[Entries from a dataset]
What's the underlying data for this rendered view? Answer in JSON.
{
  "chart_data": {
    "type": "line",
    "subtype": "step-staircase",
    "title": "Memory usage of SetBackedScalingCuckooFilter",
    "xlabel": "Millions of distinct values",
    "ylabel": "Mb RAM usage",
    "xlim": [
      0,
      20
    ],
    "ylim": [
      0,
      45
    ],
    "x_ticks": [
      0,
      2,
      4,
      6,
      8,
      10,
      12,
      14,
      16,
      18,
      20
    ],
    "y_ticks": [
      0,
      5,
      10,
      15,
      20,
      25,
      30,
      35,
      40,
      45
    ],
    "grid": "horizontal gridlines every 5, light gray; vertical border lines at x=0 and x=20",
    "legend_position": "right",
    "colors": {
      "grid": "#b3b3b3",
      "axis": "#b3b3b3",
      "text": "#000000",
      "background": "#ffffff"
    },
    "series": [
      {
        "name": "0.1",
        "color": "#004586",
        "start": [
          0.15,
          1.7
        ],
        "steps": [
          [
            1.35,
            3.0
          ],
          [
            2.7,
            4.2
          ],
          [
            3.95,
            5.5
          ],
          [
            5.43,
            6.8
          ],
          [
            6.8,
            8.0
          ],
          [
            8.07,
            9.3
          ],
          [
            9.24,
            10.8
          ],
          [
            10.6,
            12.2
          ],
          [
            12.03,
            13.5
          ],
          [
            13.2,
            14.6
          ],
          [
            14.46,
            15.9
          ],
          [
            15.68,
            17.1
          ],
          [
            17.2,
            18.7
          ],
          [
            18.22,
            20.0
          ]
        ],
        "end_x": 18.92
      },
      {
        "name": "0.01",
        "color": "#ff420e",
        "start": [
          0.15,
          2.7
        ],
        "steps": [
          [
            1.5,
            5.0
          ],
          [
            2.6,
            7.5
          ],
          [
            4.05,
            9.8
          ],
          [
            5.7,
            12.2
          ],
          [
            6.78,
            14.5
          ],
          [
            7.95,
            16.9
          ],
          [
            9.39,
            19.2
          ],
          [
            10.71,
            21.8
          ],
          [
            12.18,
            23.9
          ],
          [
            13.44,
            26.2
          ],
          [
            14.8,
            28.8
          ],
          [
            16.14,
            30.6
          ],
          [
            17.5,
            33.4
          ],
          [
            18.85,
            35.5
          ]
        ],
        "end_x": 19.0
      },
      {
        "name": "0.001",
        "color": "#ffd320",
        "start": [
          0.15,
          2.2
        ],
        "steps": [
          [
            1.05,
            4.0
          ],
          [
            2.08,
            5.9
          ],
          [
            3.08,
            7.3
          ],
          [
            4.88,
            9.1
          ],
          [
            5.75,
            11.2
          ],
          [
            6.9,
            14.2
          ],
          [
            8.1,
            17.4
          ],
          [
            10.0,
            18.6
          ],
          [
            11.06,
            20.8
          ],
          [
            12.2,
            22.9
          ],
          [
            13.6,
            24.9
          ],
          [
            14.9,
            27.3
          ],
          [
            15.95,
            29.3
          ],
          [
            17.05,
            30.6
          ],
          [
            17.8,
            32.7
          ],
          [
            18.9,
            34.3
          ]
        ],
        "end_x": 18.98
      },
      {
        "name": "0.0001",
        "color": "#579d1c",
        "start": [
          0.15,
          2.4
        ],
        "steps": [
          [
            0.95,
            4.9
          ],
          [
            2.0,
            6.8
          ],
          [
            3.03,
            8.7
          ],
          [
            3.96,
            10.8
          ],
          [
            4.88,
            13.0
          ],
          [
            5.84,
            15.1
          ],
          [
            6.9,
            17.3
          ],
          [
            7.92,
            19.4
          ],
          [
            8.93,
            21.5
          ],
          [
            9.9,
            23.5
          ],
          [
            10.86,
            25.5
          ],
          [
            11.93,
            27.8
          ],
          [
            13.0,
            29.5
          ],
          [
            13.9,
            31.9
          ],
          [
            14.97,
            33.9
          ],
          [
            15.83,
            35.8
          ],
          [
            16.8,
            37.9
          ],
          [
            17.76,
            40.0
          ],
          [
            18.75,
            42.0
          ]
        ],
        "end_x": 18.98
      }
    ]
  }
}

** WHAT YOU HAVE TO DO **
For each line above that contains the word "usage", copy that line.

** FINISHED ANSWER **
    "title": "Memory usage of SetBackedScalingCuckooFilter",
    "ylabel": "Mb RAM usage",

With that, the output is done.